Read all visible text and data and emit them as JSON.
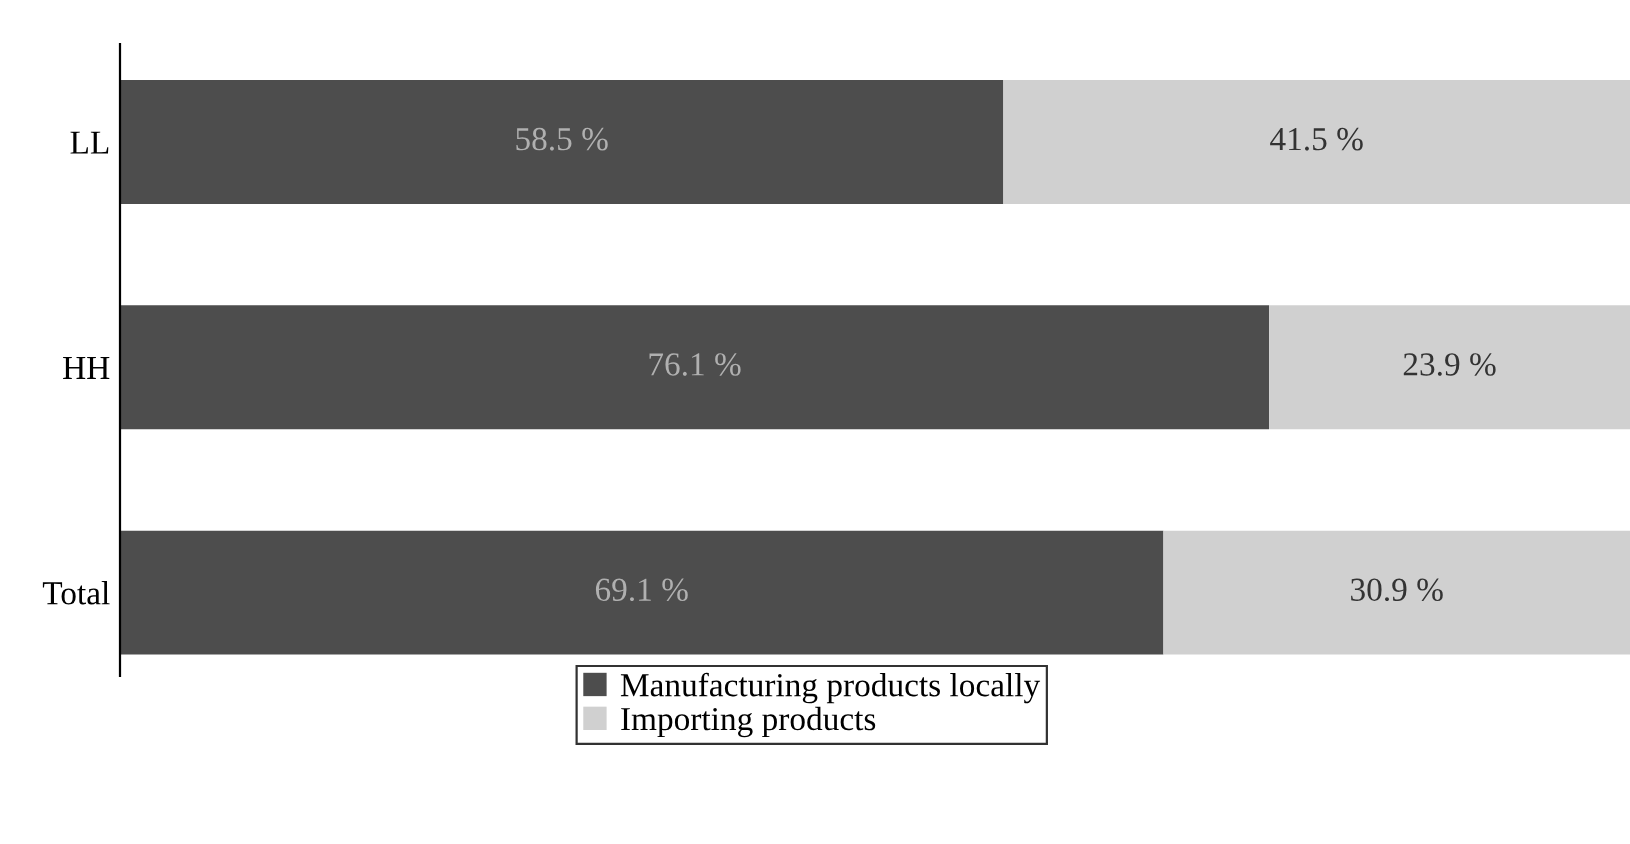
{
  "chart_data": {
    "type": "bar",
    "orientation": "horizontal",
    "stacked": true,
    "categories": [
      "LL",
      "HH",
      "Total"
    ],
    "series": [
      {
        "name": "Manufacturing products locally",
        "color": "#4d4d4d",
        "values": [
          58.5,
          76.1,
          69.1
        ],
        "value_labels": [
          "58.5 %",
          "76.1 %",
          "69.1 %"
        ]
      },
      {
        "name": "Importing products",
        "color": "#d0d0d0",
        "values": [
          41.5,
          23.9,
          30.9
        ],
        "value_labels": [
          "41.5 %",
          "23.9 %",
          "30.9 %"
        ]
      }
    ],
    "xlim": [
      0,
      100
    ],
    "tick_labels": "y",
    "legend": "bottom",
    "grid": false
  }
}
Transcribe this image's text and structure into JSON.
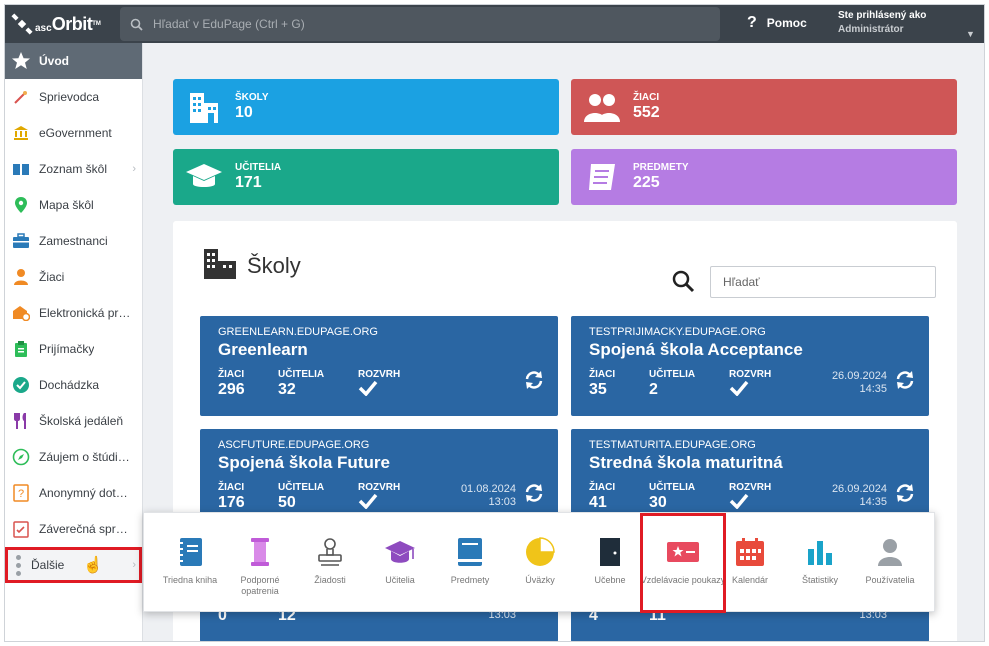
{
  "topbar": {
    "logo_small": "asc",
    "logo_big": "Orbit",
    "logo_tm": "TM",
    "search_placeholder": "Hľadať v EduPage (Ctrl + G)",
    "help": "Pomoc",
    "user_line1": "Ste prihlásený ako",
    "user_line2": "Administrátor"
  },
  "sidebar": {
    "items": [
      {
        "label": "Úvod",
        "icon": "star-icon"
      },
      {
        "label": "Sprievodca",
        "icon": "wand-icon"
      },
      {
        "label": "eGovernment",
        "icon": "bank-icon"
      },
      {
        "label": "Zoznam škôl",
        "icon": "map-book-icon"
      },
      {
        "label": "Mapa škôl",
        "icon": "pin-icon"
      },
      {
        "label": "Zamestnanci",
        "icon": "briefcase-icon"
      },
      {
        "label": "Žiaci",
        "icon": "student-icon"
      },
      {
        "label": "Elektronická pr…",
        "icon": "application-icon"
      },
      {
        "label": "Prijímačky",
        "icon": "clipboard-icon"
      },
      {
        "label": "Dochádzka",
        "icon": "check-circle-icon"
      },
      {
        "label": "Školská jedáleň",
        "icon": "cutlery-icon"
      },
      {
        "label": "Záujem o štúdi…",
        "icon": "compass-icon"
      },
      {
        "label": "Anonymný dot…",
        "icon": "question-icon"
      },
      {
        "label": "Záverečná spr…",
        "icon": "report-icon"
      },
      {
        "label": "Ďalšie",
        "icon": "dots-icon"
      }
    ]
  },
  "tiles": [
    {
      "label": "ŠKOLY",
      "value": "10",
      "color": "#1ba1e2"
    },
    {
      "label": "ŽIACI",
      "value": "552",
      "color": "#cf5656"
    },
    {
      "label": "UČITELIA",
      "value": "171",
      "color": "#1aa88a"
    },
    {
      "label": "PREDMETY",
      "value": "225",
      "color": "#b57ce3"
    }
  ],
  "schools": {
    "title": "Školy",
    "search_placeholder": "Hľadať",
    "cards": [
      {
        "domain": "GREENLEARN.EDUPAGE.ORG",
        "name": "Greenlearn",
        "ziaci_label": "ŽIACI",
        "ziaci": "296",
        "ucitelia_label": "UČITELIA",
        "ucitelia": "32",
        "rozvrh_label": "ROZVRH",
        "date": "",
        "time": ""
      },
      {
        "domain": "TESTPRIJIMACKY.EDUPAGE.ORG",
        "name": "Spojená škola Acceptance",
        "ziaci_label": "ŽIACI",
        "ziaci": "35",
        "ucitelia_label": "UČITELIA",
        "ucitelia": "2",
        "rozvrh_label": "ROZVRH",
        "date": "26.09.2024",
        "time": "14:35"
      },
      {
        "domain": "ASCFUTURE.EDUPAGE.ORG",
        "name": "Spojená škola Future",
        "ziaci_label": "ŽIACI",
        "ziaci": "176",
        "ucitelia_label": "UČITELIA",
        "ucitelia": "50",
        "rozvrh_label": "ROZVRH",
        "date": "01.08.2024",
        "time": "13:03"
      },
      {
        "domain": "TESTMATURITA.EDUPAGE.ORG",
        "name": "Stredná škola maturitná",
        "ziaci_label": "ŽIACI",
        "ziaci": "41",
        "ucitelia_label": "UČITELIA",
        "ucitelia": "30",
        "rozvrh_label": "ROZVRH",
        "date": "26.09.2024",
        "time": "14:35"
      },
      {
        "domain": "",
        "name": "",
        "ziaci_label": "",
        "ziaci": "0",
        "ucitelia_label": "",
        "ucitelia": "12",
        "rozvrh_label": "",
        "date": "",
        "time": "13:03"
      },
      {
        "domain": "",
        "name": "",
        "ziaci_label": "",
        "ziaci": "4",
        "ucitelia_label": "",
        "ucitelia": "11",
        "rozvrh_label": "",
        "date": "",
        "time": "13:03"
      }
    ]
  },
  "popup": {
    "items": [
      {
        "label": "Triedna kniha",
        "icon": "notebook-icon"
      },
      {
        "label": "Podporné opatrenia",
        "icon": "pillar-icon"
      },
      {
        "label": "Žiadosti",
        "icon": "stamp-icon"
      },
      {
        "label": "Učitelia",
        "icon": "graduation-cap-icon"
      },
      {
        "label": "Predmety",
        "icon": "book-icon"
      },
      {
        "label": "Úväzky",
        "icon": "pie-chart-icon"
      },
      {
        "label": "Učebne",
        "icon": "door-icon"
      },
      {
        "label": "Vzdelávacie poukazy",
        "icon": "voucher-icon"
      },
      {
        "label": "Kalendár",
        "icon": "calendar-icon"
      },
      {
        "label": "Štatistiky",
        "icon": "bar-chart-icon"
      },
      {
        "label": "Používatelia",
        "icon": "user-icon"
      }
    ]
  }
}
· · · · · · ·
Reproduce each entry precisely. Leave the pictures out.

■ FINISHED ANSWER
Read all visible text and data and emit them as JSON.
{
  "chart_data": {
    "type": "bar",
    "orientation": "horizontal",
    "stacked": true,
    "categories": [
      "LL",
      "HH",
      "Total"
    ],
    "series": [
      {
        "name": "Manufacturing products locally",
        "color": "#4d4d4d",
        "values": [
          58.5,
          76.1,
          69.1
        ],
        "value_labels": [
          "58.5 %",
          "76.1 %",
          "69.1 %"
        ]
      },
      {
        "name": "Importing products",
        "color": "#d0d0d0",
        "values": [
          41.5,
          23.9,
          30.9
        ],
        "value_labels": [
          "41.5 %",
          "23.9 %",
          "30.9 %"
        ]
      }
    ],
    "xlim": [
      0,
      100
    ],
    "tick_labels": "y",
    "legend": "bottom",
    "grid": false
  }
}
Transcribe this image's text and structure into JSON.
{
  "topbar": {
    "logo_small": "asc",
    "logo_big": "Orbit",
    "logo_tm": "TM",
    "search_placeholder": "Hľadať v EduPage (Ctrl + G)",
    "help": "Pomoc",
    "user_line1": "Ste prihlásený ako",
    "user_line2": "Administrátor"
  },
  "sidebar": {
    "items": [
      {
        "label": "Úvod",
        "icon": "star-icon"
      },
      {
        "label": "Sprievodca",
        "icon": "wand-icon"
      },
      {
        "label": "eGovernment",
        "icon": "bank-icon"
      },
      {
        "label": "Zoznam škôl",
        "icon": "map-book-icon"
      },
      {
        "label": "Mapa škôl",
        "icon": "pin-icon"
      },
      {
        "label": "Zamestnanci",
        "icon": "briefcase-icon"
      },
      {
        "label": "Žiaci",
        "icon": "student-icon"
      },
      {
        "label": "Elektronická pr…",
        "icon": "application-icon"
      },
      {
        "label": "Prijímačky",
        "icon": "clipboard-icon"
      },
      {
        "label": "Dochádzka",
        "icon": "check-circle-icon"
      },
      {
        "label": "Školská jedáleň",
        "icon": "cutlery-icon"
      },
      {
        "label": "Záujem o štúdi…",
        "icon": "compass-icon"
      },
      {
        "label": "Anonymný dot…",
        "icon": "question-icon"
      },
      {
        "label": "Záverečná spr…",
        "icon": "report-icon"
      },
      {
        "label": "Ďalšie",
        "icon": "dots-icon"
      }
    ]
  },
  "tiles": [
    {
      "label": "ŠKOLY",
      "value": "10",
      "color": "#1ba1e2"
    },
    {
      "label": "ŽIACI",
      "value": "552",
      "color": "#cf5656"
    },
    {
      "label": "UČITELIA",
      "value": "171",
      "color": "#1aa88a"
    },
    {
      "label": "PREDMETY",
      "value": "225",
      "color": "#b57ce3"
    }
  ],
  "schools": {
    "title": "Školy",
    "search_placeholder": "Hľadať",
    "cards": [
      {
        "domain": "GREENLEARN.EDUPAGE.ORG",
        "name": "Greenlearn",
        "ziaci_label": "ŽIACI",
        "ziaci": "296",
        "ucitelia_label": "UČITELIA",
        "ucitelia": "32",
        "rozvrh_label": "ROZVRH",
        "date": "",
        "time": ""
      },
      {
        "domain": "TESTPRIJIMACKY.EDUPAGE.ORG",
        "name": "Spojená škola Acceptance",
        "ziaci_label": "ŽIACI",
        "ziaci": "35",
        "ucitelia_label": "UČITELIA",
        "ucitelia": "2",
        "rozvrh_label": "ROZVRH",
        "date": "26.09.2024",
        "time": "14:35"
      },
      {
        "domain": "ASCFUTURE.EDUPAGE.ORG",
        "name": "Spojená škola Future",
        "ziaci_label": "ŽIACI",
        "ziaci": "176",
        "ucitelia_label": "UČITELIA",
        "ucitelia": "50",
        "rozvrh_label": "ROZVRH",
        "date": "01.08.2024",
        "time": "13:03"
      },
      {
        "domain": "TESTMATURITA.EDUPAGE.ORG",
        "name": "Stredná škola maturitná",
        "ziaci_label": "ŽIACI",
        "ziaci": "41",
        "ucitelia_label": "UČITELIA",
        "ucitelia": "30",
        "rozvrh_label": "ROZVRH",
        "date": "26.09.2024",
        "time": "14:35"
      },
      {
        "domain": "",
        "name": "",
        "ziaci_label": "",
        "ziaci": "0",
        "ucitelia_label": "",
        "ucitelia": "12",
        "rozvrh_label": "",
        "date": "",
        "time": "13:03"
      },
      {
        "domain": "",
        "name": "",
        "ziaci_label": "",
        "ziaci": "4",
        "ucitelia_label": "",
        "ucitelia": "11",
        "rozvrh_label": "",
        "date": "",
        "time": "13:03"
      }
    ]
  },
  "popup": {
    "items": [
      {
        "label": "Triedna kniha",
        "icon": "notebook-icon"
      },
      {
        "label": "Podporné opatrenia",
        "icon": "pillar-icon"
      },
      {
        "label": "Žiadosti",
        "icon": "stamp-icon"
      },
      {
        "label": "Učitelia",
        "icon": "graduation-cap-icon"
      },
      {
        "label": "Predmety",
        "icon": "book-icon"
      },
      {
        "label": "Úväzky",
        "icon": "pie-chart-icon"
      },
      {
        "label": "Učebne",
        "icon": "door-icon"
      },
      {
        "label": "Vzdelávacie poukazy",
        "icon": "voucher-icon"
      },
      {
        "label": "Kalendár",
        "icon": "calendar-icon"
      },
      {
        "label": "Štatistiky",
        "icon": "bar-chart-icon"
      },
      {
        "label": "Používatelia",
        "icon": "user-icon"
      }
    ]
  }
}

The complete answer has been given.